#### DATA PROVIDED ####
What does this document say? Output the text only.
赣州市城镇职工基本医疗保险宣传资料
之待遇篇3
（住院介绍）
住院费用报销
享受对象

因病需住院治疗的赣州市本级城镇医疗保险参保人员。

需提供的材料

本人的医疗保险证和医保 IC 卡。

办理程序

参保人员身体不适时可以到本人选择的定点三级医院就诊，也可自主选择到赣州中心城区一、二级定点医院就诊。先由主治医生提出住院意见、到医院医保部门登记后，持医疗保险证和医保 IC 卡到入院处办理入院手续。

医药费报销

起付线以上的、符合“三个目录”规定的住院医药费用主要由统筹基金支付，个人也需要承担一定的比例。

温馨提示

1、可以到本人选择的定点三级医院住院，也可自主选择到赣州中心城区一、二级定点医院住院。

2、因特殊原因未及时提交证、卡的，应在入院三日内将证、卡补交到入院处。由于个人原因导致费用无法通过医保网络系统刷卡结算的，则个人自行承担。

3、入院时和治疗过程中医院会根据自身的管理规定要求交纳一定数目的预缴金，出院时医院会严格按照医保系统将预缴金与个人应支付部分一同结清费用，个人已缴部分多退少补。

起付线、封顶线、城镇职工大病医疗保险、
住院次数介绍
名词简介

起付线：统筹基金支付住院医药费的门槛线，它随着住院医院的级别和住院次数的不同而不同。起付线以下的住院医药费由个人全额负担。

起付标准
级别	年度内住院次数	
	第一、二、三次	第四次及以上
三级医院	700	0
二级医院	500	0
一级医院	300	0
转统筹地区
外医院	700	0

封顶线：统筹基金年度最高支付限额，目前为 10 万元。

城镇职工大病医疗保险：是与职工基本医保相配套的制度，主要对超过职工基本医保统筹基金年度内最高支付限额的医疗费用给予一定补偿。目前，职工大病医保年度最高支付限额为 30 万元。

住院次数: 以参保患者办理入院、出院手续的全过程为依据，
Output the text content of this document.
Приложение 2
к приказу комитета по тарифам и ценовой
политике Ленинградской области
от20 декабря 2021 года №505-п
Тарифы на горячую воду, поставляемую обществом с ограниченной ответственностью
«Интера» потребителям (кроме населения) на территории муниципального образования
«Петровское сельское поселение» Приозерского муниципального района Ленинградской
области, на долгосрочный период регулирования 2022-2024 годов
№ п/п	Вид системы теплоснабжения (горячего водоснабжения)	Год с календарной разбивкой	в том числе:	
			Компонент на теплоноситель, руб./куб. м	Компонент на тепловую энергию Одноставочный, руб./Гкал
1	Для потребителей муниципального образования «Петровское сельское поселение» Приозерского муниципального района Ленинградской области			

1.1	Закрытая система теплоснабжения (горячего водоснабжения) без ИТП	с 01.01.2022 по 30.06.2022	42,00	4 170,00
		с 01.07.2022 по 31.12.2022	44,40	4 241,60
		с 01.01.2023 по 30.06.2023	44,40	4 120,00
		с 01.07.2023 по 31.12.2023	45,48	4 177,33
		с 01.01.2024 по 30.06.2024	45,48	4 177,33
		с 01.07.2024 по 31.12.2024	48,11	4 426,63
####
Only the number is wanted: how many lines in the data include the string "водоснабжения"?

2